DATA SUPPLIED:
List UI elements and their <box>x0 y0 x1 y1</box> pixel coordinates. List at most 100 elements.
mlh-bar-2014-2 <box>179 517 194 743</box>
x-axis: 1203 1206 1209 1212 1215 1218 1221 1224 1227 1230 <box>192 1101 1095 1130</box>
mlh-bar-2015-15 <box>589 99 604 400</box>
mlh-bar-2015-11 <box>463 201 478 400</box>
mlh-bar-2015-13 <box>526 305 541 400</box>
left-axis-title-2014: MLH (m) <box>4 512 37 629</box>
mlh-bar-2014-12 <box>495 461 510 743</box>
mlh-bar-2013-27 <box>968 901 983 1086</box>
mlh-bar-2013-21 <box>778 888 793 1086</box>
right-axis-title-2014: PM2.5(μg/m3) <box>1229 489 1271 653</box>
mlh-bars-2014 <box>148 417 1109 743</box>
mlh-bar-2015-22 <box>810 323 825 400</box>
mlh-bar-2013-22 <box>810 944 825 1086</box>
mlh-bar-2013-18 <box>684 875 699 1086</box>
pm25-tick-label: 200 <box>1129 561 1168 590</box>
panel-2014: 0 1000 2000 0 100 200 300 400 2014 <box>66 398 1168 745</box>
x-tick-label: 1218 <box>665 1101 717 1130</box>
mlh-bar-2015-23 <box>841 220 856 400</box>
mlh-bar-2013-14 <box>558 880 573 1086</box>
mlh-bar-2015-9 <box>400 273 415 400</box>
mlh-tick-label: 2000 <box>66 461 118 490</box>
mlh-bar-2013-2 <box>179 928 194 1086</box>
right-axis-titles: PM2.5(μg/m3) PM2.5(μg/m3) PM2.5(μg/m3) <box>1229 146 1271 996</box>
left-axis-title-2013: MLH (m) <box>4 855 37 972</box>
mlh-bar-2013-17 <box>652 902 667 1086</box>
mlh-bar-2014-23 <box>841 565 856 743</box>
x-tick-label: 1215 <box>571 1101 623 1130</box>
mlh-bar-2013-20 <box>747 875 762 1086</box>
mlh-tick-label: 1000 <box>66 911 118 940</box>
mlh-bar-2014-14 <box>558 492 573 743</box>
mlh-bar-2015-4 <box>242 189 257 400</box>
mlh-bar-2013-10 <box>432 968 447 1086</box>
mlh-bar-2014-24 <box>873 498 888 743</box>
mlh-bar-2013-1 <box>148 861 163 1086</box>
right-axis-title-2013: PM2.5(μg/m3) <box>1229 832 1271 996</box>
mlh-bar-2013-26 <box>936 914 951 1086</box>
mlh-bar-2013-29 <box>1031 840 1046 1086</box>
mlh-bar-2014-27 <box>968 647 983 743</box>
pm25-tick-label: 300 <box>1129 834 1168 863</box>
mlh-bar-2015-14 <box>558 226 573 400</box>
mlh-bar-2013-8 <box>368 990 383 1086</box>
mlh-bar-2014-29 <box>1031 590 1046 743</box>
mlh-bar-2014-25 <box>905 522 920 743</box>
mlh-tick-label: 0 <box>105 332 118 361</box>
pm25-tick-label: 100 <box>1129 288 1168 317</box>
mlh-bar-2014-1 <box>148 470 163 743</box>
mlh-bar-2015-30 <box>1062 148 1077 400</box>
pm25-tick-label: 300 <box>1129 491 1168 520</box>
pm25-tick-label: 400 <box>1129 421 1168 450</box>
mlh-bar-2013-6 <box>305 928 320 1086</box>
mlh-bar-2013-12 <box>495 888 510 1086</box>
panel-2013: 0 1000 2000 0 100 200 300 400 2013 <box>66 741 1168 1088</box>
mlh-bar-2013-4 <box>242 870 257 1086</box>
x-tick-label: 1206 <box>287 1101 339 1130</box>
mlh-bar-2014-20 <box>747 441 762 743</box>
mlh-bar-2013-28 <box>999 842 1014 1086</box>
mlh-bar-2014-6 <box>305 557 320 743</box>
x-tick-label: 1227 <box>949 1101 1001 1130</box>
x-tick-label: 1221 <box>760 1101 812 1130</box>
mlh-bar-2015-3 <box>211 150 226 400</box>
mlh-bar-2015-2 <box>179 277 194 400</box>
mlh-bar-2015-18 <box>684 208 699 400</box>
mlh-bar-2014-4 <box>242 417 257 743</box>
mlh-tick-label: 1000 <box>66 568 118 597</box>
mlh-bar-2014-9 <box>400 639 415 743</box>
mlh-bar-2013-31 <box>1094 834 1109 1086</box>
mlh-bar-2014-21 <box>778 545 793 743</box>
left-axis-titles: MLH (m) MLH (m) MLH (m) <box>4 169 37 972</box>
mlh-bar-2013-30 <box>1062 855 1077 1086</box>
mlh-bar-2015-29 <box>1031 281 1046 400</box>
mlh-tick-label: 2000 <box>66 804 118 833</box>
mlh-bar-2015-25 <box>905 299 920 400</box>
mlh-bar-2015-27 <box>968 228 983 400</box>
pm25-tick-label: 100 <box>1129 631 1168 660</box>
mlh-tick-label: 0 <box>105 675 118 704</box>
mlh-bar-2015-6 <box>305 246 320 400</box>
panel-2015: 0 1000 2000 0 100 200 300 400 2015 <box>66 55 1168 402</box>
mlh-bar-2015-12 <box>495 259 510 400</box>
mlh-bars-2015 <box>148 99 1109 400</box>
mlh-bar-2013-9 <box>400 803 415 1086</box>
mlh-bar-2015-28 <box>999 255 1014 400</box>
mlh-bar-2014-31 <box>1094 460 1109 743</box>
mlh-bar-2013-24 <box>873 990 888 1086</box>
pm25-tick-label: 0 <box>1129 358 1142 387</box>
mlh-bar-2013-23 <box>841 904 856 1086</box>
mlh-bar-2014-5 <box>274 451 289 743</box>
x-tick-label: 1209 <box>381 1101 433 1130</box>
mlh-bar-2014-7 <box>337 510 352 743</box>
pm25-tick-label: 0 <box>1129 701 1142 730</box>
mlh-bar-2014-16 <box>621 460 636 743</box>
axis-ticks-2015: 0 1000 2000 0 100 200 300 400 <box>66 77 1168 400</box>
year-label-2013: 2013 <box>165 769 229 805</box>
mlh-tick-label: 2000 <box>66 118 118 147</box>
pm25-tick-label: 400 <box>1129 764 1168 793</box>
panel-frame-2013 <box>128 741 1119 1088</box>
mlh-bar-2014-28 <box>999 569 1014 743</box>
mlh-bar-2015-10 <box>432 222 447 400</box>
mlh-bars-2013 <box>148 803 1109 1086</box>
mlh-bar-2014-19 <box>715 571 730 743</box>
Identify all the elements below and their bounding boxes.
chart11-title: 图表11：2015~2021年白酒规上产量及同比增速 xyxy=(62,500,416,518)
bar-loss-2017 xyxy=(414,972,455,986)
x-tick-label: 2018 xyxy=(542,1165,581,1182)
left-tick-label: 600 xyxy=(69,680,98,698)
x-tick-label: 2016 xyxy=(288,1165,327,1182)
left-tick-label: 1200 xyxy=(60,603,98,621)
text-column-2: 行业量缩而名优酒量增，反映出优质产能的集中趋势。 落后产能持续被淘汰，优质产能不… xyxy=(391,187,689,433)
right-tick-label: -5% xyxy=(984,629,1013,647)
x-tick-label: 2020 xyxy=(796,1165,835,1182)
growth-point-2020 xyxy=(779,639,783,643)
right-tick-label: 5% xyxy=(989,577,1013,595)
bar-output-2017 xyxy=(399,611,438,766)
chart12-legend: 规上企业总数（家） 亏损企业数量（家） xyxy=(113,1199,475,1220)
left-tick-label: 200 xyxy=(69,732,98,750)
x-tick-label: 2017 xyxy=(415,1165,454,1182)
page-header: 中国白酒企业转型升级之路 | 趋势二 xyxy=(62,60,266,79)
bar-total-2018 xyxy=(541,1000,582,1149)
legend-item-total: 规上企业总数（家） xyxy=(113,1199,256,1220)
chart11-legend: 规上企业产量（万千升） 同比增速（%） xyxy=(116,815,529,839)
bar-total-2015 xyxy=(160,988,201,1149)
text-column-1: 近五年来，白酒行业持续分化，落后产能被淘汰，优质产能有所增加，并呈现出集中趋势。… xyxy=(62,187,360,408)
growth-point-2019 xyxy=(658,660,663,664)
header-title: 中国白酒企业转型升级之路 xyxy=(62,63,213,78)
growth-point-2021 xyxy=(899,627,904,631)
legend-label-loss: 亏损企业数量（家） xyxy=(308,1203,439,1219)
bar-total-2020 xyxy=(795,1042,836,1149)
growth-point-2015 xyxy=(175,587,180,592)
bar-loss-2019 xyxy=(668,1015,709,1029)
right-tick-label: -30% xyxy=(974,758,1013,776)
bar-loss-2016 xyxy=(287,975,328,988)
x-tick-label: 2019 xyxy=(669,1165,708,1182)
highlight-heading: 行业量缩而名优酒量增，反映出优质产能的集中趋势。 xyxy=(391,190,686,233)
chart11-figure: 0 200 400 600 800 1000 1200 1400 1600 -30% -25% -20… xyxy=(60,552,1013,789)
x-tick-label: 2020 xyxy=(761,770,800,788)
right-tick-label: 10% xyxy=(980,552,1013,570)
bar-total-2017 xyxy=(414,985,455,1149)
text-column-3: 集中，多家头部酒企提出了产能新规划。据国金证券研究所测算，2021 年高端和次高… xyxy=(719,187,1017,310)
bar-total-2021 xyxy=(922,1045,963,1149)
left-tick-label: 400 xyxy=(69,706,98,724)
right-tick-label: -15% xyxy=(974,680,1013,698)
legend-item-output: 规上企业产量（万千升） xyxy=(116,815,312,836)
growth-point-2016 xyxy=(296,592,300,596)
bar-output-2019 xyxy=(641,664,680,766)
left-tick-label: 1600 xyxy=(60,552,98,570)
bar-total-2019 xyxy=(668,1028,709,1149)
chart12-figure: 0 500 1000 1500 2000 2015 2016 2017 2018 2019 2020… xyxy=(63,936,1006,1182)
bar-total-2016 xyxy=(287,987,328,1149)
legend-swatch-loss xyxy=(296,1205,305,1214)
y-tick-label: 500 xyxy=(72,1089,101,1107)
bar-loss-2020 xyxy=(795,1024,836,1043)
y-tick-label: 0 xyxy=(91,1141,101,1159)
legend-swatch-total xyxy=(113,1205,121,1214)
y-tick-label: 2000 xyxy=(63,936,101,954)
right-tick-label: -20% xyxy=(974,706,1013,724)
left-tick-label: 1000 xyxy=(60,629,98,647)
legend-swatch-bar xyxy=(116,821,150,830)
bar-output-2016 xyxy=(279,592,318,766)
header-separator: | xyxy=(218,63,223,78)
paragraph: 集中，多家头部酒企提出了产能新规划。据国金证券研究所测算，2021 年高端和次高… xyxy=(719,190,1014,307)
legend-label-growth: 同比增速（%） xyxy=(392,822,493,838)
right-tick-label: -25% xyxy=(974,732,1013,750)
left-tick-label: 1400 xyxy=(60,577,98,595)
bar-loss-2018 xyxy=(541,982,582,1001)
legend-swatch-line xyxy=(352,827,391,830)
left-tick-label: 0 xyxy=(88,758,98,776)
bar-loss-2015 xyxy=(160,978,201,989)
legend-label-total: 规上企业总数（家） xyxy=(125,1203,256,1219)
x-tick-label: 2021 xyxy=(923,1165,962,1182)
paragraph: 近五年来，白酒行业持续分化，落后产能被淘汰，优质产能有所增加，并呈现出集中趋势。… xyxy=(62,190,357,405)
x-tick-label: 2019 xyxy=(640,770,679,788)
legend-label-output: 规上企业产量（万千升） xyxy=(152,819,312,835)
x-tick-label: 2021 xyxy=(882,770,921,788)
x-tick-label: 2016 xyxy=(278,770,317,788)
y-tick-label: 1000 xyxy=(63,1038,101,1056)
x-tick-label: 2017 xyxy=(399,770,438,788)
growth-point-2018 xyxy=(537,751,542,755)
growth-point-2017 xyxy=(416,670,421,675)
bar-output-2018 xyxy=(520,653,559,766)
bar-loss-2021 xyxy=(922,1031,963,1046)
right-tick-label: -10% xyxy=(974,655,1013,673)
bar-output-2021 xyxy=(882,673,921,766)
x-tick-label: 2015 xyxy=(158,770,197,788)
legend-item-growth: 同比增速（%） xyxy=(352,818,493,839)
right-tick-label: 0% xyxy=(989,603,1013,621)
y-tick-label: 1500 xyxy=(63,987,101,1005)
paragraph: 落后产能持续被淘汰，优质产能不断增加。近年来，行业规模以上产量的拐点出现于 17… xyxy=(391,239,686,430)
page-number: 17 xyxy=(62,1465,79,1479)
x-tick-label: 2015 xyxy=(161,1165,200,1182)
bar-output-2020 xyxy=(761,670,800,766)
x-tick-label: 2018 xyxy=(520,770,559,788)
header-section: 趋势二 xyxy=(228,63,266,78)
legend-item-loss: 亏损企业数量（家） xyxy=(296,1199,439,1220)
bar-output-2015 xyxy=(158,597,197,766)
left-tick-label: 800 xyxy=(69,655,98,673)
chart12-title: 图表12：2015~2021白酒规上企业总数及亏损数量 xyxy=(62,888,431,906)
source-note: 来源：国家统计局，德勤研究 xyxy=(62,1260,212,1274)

WRITTEN REQUEST: Please transcribe the records without changes from the start through the line containing "mlh-bar-2014-25 <box>905 522 920 743</box>", including both ends.

FULL ANSWER:
List UI elements and their <box>x0 y0 x1 y1</box> pixel coordinates. List at most 100 elements.
mlh-bar-2014-2 <box>179 517 194 743</box>
x-axis: 1203 1206 1209 1212 1215 1218 1221 1224 1227 1230 <box>192 1101 1095 1130</box>
mlh-bar-2015-15 <box>589 99 604 400</box>
mlh-bar-2015-11 <box>463 201 478 400</box>
mlh-bar-2015-13 <box>526 305 541 400</box>
left-axis-title-2014: MLH (m) <box>4 512 37 629</box>
mlh-bar-2014-12 <box>495 461 510 743</box>
mlh-bar-2013-27 <box>968 901 983 1086</box>
mlh-bar-2013-21 <box>778 888 793 1086</box>
right-axis-title-2014: PM2.5(μg/m3) <box>1229 489 1271 653</box>
mlh-bars-2014 <box>148 417 1109 743</box>
mlh-bar-2015-22 <box>810 323 825 400</box>
mlh-bar-2013-22 <box>810 944 825 1086</box>
mlh-bar-2013-18 <box>684 875 699 1086</box>
pm25-tick-label: 200 <box>1129 561 1168 590</box>
panel-2014: 0 1000 2000 0 100 200 300 400 2014 <box>66 398 1168 745</box>
x-tick-label: 1218 <box>665 1101 717 1130</box>
mlh-bar-2015-23 <box>841 220 856 400</box>
mlh-bar-2013-14 <box>558 880 573 1086</box>
mlh-bar-2015-9 <box>400 273 415 400</box>
mlh-tick-label: 2000 <box>66 461 118 490</box>
mlh-bar-2013-2 <box>179 928 194 1086</box>
right-axis-titles: PM2.5(μg/m3) PM2.5(μg/m3) PM2.5(μg/m3) <box>1229 146 1271 996</box>
left-axis-title-2013: MLH (m) <box>4 855 37 972</box>
mlh-bar-2013-17 <box>652 902 667 1086</box>
mlh-bar-2014-23 <box>841 565 856 743</box>
x-tick-label: 1215 <box>571 1101 623 1130</box>
mlh-bar-2013-20 <box>747 875 762 1086</box>
mlh-tick-label: 1000 <box>66 911 118 940</box>
mlh-bar-2014-14 <box>558 492 573 743</box>
mlh-bar-2015-4 <box>242 189 257 400</box>
mlh-bar-2013-10 <box>432 968 447 1086</box>
mlh-bar-2014-24 <box>873 498 888 743</box>
mlh-bar-2013-1 <box>148 861 163 1086</box>
right-axis-title-2013: PM2.5(μg/m3) <box>1229 832 1271 996</box>
mlh-bar-2013-26 <box>936 914 951 1086</box>
mlh-bar-2013-29 <box>1031 840 1046 1086</box>
mlh-bar-2014-27 <box>968 647 983 743</box>
pm25-tick-label: 300 <box>1129 834 1168 863</box>
mlh-bar-2015-14 <box>558 226 573 400</box>
mlh-bar-2013-8 <box>368 990 383 1086</box>
mlh-bar-2014-29 <box>1031 590 1046 743</box>
mlh-bar-2014-25 <box>905 522 920 743</box>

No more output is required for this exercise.